Job
Print the entries that appear below, exactly as written and without their pictures.
** begin **
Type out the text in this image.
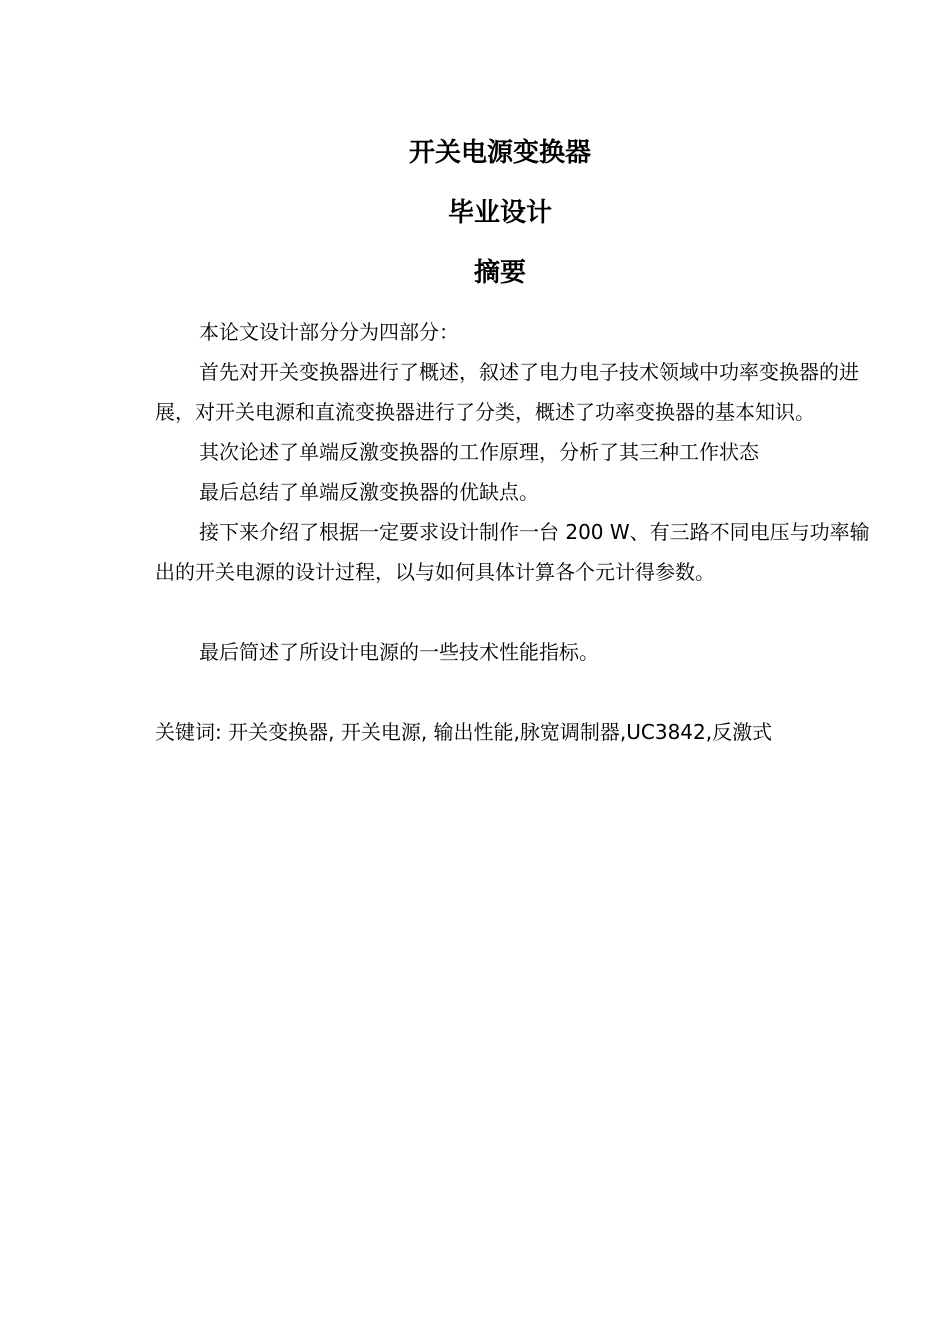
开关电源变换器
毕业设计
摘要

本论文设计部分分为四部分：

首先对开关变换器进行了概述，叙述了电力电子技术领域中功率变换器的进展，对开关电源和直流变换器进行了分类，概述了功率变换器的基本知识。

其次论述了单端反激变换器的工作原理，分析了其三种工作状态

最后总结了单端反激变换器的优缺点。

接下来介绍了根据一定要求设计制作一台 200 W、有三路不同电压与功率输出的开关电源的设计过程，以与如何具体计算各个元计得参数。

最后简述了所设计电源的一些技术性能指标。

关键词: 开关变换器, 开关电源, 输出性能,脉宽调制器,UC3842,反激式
** end **
Full output
Type out the text in this image.
开关电源变换器
毕业设计
摘要

本论文设计部分分为四部分：

首先对开关变换器进行了概述，叙述了电力电子技术领域中功率变换器的进展，对开关电源和直流变换器进行了分类，概述了功率变换器的基本知识。

其次论述了单端反激变换器的工作原理，分析了其三种工作状态

最后总结了单端反激变换器的优缺点。

接下来介绍了根据一定要求设计制作一台 200 W、有三路不同电压与功率输出的开关电源的设计过程，以与如何具体计算各个元计得参数。

最后简述了所设计电源的一些技术性能指标。

关键词: 开关变换器, 开关电源, 输出性能,脉宽调制器,UC3842,反激式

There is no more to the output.